WRITTEN TASK -> Show each line that has the string "Kinross" in it.

(Records)
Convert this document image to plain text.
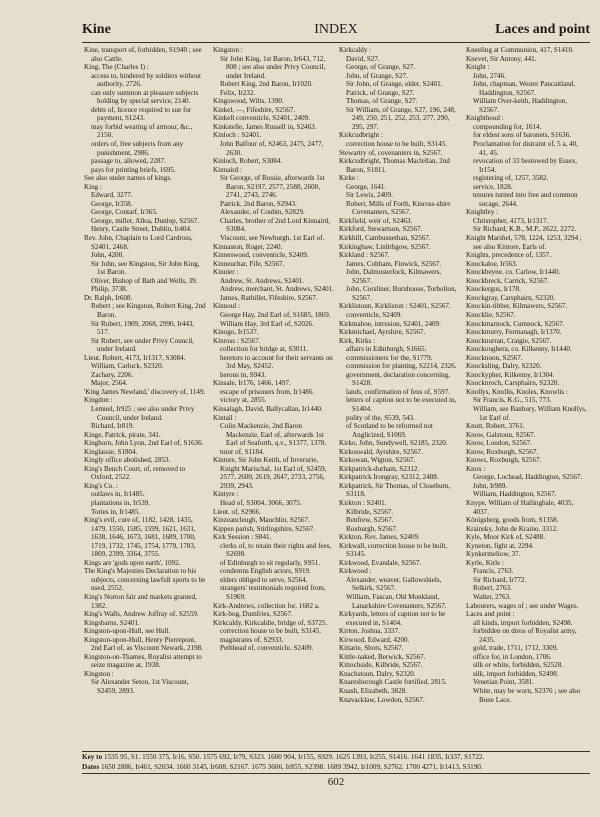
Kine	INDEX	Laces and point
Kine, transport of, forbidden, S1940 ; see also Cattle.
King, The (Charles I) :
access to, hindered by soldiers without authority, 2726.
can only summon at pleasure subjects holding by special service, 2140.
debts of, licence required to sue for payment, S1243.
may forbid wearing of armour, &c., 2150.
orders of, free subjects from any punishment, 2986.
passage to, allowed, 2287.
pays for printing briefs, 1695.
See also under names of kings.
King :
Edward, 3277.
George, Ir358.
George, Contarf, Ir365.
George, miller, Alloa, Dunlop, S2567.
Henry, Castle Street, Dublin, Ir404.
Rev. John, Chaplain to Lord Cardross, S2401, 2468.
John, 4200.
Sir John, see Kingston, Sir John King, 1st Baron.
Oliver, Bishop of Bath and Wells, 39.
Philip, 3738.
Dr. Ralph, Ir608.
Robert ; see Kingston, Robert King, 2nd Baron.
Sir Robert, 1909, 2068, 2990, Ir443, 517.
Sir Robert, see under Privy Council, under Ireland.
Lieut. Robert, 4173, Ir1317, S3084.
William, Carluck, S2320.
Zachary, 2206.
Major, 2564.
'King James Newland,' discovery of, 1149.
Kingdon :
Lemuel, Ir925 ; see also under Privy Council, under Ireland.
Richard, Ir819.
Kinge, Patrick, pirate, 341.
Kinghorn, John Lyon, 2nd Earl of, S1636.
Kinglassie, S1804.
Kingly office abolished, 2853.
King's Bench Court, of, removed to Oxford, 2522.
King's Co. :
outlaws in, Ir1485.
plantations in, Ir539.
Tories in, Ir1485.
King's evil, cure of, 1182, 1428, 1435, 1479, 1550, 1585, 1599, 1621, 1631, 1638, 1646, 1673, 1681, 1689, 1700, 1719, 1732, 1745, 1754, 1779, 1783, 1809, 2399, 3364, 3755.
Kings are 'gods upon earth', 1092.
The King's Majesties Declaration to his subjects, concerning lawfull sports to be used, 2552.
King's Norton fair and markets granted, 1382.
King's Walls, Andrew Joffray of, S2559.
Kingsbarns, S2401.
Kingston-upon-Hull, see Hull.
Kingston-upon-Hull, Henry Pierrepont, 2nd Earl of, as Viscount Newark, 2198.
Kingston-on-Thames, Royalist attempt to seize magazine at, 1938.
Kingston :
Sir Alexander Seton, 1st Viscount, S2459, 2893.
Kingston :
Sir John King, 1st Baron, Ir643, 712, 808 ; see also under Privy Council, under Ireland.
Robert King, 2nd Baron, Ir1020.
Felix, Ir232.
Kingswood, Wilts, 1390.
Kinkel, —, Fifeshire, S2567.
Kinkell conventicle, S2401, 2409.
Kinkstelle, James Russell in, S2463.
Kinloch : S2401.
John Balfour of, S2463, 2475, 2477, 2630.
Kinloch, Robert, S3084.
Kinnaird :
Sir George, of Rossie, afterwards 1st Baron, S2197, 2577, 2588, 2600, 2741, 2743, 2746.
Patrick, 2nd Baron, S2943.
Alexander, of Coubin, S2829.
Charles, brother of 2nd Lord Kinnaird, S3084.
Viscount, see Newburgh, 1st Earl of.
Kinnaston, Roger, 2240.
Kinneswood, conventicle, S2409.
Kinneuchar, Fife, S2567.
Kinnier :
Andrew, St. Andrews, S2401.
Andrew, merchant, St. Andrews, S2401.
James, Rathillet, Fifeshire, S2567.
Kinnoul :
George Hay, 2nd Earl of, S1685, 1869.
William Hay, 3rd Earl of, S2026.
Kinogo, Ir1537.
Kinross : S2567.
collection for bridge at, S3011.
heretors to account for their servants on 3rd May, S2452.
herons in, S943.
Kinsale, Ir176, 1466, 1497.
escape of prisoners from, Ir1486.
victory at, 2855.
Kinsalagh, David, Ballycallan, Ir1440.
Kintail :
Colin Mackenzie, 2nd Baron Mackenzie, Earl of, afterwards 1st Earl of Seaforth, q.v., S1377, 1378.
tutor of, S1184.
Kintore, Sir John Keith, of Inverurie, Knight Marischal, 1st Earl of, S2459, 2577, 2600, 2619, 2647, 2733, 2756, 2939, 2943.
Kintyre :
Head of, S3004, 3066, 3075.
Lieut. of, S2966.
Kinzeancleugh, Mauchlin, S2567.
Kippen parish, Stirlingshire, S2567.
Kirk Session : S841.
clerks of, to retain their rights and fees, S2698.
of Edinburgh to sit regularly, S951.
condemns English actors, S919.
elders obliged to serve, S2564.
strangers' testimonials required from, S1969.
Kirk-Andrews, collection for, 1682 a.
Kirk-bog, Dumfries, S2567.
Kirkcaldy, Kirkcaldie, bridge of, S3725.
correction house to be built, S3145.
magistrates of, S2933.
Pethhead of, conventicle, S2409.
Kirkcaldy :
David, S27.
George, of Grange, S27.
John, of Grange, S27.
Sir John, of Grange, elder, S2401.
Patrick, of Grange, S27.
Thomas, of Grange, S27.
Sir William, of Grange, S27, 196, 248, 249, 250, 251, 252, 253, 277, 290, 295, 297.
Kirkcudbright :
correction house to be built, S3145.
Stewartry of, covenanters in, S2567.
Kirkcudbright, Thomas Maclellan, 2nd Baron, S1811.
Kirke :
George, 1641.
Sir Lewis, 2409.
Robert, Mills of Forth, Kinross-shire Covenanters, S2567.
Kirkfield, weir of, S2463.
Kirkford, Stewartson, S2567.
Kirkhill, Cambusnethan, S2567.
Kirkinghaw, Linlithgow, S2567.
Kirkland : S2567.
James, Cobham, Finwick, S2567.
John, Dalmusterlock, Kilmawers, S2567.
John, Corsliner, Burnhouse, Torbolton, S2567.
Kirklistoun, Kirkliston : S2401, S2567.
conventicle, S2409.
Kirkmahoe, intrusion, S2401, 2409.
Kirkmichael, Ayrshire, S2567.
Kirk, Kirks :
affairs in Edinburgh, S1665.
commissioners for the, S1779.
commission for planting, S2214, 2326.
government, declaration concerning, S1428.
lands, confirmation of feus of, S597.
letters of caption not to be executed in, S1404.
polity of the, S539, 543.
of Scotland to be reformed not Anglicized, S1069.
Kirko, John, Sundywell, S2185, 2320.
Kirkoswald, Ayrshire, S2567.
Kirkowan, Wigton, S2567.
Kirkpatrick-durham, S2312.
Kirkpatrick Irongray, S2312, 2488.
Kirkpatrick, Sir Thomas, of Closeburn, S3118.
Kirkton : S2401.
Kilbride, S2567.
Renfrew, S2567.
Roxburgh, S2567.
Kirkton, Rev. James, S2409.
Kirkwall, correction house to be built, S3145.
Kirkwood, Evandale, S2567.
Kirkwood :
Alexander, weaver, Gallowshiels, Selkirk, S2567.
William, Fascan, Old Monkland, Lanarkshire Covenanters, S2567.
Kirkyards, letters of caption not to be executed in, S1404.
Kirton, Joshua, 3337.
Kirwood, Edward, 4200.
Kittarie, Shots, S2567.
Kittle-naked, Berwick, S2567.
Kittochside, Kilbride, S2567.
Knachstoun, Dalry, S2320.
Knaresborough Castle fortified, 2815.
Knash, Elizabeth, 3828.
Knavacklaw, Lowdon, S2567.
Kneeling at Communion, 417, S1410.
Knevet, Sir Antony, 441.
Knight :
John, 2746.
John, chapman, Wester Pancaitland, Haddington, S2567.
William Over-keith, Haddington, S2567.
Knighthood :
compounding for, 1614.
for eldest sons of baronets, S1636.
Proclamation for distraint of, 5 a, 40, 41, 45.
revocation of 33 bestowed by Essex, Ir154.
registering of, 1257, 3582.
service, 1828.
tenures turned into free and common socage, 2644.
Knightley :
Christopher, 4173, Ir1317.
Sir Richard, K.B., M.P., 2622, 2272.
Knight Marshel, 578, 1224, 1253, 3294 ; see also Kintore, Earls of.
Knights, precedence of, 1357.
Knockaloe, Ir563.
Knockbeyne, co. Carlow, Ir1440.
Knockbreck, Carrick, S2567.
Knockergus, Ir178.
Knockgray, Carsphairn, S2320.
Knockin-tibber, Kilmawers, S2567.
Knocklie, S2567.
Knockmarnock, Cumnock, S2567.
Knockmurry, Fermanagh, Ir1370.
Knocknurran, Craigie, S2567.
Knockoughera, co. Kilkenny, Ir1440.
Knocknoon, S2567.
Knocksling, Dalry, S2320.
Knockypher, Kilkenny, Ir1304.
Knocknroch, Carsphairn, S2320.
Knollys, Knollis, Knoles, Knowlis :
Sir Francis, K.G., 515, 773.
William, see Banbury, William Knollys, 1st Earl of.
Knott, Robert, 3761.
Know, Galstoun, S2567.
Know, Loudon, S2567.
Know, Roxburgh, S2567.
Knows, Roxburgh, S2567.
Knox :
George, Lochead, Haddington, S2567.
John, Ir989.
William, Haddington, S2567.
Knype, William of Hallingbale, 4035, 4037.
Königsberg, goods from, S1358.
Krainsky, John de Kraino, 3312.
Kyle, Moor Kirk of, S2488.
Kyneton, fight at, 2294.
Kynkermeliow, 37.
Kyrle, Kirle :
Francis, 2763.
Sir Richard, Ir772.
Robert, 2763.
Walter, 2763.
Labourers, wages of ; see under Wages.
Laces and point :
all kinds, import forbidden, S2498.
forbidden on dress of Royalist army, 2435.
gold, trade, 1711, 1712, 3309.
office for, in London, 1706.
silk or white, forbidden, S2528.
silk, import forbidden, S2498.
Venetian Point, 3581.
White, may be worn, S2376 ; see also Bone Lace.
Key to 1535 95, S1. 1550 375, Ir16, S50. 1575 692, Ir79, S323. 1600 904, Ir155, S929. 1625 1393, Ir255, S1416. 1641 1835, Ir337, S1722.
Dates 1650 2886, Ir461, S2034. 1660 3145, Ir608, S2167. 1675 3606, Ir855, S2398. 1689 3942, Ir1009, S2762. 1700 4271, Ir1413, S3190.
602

WRITTEN ANSWER ->
Kinross : S2567.
Robert, Mills of Forth, Kinross-shire Covenanters, S2567.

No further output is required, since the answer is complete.